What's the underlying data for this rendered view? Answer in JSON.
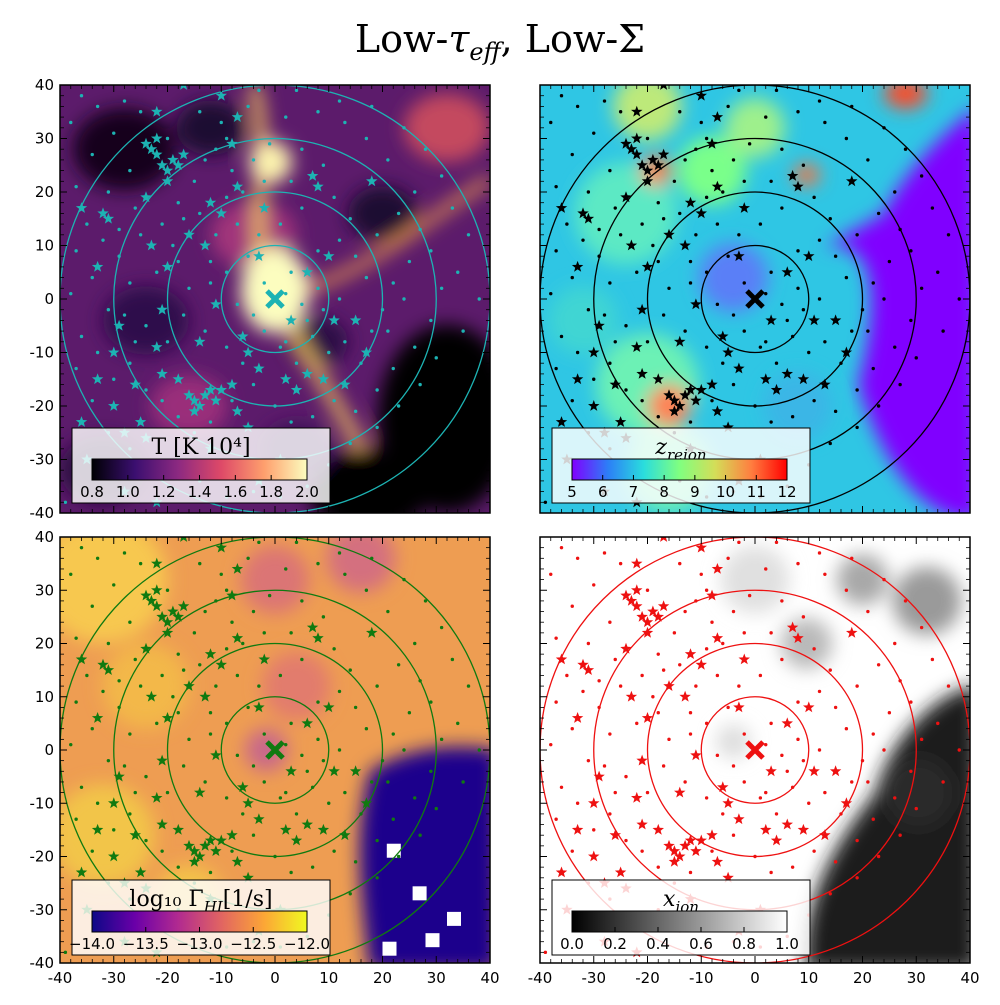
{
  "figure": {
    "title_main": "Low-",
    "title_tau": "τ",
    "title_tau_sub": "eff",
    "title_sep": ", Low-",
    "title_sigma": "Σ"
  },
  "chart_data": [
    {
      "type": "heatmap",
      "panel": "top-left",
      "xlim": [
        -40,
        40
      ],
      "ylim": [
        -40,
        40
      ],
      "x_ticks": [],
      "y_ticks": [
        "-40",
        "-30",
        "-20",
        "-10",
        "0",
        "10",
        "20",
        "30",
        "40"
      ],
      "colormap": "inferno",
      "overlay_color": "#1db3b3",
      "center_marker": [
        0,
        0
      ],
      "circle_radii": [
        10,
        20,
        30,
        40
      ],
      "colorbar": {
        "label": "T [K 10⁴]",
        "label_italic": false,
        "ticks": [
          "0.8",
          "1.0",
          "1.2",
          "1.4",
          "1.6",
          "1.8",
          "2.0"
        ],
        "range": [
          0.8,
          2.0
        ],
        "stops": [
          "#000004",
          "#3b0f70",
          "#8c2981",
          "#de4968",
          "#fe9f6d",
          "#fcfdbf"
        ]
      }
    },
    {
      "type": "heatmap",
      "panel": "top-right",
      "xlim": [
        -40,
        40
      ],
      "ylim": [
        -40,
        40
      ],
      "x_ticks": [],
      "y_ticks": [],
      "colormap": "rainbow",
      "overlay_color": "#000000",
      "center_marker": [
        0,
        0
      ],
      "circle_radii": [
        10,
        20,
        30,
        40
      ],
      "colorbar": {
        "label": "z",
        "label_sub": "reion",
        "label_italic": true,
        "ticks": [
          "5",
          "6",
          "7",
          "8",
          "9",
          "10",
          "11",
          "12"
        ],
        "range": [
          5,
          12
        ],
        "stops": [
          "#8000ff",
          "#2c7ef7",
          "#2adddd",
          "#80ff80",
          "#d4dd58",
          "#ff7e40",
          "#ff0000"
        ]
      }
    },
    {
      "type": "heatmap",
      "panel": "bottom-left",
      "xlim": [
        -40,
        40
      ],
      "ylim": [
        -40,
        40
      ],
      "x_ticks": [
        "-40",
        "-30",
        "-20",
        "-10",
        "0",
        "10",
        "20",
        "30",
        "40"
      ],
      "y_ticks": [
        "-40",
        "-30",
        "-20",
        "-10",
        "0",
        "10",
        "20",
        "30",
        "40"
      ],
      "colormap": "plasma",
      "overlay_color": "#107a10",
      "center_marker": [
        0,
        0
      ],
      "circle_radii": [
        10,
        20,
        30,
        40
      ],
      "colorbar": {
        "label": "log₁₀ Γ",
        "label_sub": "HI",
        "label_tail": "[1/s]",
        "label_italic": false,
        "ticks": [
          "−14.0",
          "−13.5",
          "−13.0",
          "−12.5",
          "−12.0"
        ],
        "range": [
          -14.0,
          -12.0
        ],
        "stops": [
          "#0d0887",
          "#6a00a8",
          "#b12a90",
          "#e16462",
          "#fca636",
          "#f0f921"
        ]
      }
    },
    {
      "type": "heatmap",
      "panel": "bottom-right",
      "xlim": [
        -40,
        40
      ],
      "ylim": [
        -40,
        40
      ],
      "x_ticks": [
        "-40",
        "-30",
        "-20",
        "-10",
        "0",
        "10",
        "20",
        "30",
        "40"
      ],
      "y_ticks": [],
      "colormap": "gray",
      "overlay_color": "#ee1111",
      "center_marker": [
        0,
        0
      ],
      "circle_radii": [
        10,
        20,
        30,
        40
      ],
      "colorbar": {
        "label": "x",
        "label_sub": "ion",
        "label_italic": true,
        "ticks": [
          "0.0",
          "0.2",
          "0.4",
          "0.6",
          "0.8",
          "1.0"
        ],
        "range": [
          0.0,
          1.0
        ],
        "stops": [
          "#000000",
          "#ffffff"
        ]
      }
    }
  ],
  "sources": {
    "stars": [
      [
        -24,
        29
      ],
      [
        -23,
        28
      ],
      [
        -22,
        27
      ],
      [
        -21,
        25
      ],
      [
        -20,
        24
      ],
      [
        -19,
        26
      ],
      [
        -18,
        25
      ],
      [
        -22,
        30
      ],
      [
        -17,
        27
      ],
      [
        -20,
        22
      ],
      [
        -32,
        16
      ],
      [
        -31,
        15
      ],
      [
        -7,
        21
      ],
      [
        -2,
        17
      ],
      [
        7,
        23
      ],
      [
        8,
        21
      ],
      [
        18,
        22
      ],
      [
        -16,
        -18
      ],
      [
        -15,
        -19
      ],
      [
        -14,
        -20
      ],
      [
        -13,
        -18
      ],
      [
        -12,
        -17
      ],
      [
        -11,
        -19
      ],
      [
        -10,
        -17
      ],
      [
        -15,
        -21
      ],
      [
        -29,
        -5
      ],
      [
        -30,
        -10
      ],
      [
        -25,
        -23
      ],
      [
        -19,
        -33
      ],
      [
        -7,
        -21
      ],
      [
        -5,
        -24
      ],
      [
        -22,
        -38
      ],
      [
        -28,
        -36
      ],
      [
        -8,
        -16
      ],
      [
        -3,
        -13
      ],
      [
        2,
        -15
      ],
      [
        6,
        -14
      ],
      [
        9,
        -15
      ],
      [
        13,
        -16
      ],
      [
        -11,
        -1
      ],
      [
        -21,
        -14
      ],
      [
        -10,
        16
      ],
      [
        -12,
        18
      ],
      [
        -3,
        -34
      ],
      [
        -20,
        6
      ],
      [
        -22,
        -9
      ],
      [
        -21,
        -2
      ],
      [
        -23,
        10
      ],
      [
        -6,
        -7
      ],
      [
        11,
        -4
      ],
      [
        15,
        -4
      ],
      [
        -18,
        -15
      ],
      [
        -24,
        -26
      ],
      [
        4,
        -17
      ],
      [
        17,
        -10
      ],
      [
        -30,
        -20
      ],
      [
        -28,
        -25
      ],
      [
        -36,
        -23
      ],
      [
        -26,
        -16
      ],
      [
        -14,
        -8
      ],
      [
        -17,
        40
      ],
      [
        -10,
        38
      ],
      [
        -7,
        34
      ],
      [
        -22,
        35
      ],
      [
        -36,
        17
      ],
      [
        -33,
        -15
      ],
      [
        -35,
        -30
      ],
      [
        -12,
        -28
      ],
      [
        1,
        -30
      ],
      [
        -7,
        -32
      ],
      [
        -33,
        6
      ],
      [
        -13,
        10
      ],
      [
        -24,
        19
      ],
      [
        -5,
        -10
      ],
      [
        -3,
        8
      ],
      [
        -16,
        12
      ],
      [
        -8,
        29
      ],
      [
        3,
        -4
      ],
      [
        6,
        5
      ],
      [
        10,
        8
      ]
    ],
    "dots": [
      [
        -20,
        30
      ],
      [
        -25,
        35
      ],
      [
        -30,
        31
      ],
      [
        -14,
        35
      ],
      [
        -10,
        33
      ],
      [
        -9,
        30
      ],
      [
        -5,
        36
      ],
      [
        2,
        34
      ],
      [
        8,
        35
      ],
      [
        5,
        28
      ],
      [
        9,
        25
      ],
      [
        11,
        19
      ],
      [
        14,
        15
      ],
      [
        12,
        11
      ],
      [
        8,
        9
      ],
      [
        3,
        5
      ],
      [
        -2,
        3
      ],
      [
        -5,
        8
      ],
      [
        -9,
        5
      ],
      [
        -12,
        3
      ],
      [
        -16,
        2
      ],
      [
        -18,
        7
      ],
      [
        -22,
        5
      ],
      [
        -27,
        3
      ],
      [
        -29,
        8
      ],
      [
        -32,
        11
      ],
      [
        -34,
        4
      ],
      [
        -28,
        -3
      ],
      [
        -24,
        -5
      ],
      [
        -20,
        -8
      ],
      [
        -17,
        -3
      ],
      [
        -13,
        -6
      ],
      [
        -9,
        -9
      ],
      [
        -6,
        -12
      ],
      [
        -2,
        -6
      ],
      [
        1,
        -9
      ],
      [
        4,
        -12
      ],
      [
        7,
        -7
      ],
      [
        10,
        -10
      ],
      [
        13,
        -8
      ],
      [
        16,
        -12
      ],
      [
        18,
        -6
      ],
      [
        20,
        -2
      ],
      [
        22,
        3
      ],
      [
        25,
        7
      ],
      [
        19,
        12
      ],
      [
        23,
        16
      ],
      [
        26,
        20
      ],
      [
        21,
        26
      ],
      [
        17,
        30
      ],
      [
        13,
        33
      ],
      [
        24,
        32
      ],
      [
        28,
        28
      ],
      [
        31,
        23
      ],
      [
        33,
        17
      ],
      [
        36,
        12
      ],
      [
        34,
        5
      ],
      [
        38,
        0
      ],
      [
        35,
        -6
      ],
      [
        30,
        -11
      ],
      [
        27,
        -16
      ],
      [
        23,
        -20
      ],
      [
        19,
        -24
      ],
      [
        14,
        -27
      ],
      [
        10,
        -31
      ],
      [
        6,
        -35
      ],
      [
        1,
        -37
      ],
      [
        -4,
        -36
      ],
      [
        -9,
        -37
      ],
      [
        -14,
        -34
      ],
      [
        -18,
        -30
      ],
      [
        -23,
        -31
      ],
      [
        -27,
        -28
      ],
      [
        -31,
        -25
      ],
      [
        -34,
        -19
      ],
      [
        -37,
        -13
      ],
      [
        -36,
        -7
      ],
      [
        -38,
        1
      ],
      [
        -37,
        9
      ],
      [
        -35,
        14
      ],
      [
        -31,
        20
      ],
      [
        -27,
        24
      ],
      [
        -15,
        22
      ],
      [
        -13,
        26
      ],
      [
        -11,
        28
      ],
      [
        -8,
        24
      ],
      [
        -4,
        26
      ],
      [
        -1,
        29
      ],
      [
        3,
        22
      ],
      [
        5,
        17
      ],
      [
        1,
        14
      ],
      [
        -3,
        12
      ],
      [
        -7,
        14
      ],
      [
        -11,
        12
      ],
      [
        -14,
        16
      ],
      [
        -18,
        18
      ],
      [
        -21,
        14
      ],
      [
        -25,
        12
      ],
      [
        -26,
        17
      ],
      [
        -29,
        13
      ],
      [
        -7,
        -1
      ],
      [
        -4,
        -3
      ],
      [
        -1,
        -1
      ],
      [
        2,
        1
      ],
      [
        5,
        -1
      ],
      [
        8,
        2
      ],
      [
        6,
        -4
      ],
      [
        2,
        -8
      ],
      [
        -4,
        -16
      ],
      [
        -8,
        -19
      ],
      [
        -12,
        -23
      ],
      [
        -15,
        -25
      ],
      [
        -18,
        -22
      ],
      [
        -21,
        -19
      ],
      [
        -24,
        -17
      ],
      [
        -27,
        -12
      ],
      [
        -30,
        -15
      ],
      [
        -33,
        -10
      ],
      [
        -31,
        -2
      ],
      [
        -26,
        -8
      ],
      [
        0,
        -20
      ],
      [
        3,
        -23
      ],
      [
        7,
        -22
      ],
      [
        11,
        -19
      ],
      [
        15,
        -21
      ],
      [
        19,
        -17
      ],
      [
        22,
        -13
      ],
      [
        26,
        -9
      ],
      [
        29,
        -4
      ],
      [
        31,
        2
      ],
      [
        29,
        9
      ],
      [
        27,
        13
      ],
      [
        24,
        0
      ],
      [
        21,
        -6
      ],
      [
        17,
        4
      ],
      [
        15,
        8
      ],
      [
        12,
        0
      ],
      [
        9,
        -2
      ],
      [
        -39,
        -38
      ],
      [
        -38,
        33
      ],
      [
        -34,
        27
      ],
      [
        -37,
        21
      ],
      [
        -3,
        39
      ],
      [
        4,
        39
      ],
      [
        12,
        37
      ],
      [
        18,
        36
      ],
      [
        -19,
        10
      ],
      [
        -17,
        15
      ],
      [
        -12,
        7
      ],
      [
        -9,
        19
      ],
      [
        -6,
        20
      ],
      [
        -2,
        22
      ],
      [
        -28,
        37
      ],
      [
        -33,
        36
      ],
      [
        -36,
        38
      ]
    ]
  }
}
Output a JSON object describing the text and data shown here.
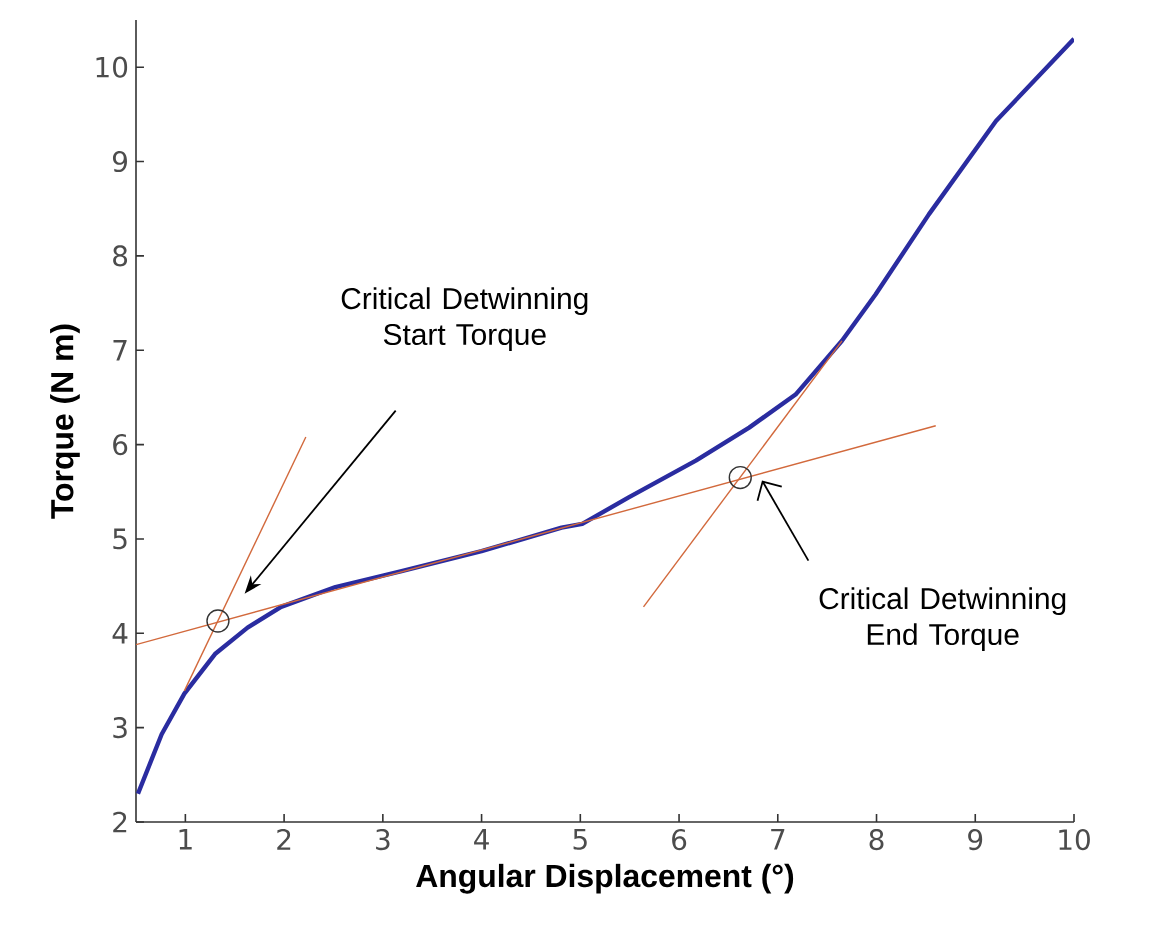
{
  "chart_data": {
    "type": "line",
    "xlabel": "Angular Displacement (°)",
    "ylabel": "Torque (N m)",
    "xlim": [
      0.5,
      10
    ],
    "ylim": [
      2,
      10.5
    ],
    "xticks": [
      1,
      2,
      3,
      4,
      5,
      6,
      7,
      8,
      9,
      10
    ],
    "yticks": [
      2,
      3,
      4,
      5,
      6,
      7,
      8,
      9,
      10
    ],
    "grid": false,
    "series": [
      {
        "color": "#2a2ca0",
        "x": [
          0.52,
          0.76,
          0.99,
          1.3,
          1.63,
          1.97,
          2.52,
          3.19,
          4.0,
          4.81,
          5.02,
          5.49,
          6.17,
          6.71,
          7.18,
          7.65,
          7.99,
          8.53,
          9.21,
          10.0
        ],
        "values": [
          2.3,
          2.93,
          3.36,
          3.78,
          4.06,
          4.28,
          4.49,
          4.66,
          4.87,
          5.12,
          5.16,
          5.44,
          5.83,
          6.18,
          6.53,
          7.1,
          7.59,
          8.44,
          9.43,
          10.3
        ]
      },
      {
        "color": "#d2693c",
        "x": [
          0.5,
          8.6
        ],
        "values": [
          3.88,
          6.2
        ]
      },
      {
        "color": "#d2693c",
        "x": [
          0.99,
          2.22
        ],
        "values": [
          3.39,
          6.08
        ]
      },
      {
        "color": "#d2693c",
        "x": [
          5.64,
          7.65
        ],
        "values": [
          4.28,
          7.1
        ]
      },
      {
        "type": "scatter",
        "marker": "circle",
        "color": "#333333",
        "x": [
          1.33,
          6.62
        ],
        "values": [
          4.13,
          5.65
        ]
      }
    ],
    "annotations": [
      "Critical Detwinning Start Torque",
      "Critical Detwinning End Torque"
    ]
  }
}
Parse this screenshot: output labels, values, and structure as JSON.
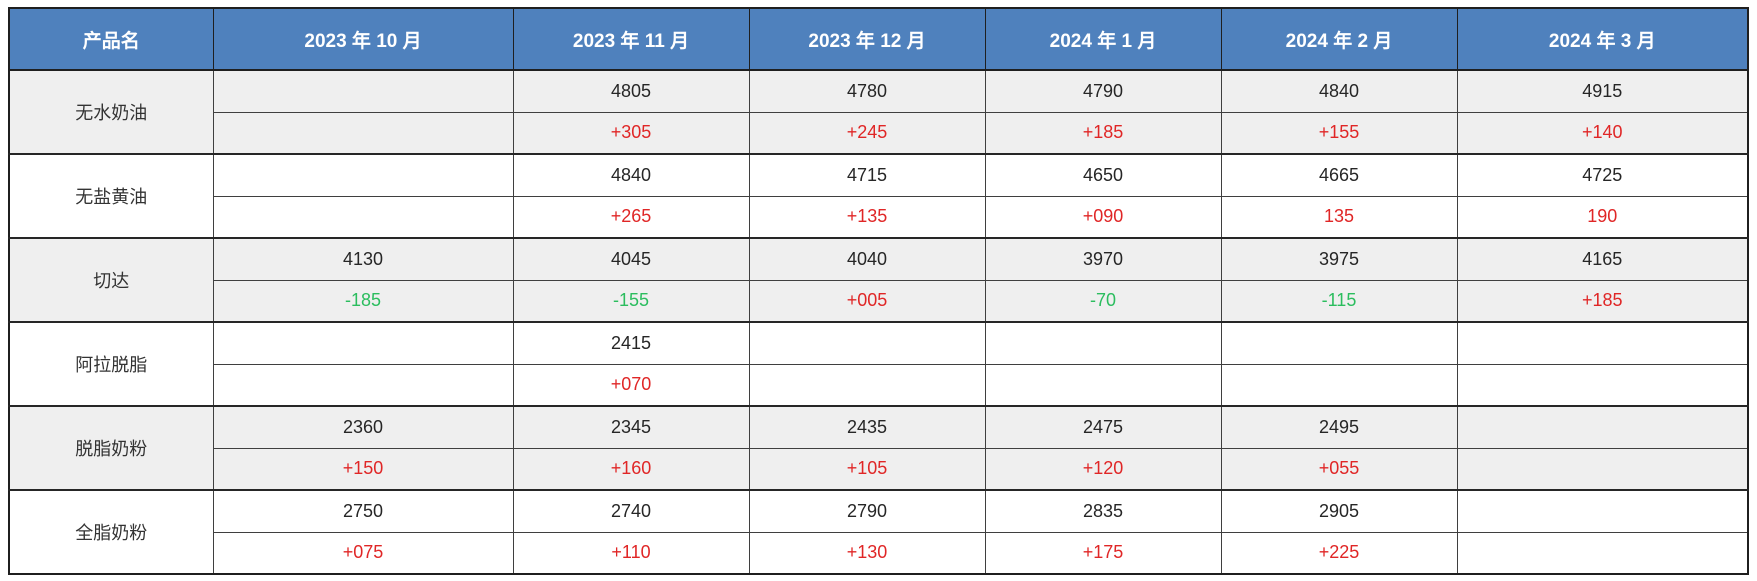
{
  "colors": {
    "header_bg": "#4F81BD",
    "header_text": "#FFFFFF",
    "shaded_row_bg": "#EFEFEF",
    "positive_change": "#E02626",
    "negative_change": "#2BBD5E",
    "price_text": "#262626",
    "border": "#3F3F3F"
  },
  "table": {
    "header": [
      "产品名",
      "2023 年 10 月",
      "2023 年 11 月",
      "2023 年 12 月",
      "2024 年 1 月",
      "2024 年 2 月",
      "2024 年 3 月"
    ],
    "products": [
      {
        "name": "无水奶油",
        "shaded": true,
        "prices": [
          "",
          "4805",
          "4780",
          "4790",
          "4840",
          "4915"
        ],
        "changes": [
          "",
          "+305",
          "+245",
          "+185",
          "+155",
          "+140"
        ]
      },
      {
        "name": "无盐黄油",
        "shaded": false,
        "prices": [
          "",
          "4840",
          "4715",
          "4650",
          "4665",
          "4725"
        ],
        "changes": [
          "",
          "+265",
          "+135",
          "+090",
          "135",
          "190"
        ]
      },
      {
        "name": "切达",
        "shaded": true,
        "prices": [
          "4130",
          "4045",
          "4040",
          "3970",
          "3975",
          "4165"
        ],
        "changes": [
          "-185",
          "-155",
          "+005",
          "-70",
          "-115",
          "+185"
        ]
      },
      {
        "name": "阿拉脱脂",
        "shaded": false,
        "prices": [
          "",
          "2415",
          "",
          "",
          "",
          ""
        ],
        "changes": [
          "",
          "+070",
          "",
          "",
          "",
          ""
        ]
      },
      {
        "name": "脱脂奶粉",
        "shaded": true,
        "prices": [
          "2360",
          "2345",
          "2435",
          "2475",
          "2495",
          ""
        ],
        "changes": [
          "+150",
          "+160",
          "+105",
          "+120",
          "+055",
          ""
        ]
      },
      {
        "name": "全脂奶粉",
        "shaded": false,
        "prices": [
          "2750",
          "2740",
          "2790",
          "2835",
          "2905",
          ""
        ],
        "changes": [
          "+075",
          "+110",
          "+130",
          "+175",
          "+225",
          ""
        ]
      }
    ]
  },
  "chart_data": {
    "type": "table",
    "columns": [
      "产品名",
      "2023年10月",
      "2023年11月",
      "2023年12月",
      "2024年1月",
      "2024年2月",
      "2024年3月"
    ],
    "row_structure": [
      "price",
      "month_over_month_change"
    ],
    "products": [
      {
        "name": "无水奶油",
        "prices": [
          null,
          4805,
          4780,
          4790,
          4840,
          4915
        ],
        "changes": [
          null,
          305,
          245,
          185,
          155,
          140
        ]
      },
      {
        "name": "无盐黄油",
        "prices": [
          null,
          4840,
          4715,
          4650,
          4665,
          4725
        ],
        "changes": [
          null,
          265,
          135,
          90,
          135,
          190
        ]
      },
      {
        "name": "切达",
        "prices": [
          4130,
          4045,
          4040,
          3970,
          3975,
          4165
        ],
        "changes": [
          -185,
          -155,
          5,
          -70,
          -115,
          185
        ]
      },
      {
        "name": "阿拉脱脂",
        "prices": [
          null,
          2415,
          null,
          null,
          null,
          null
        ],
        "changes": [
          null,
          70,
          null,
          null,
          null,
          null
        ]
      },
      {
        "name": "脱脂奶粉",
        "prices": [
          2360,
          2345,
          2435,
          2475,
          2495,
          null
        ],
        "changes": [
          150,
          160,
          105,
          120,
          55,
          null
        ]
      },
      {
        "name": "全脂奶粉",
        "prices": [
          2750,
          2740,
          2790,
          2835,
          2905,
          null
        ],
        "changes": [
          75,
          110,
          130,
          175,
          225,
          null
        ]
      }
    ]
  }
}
+-------+
How many lines in these records hold the string "Torque"? Reply with the number alone.

■ Worked answer ■
3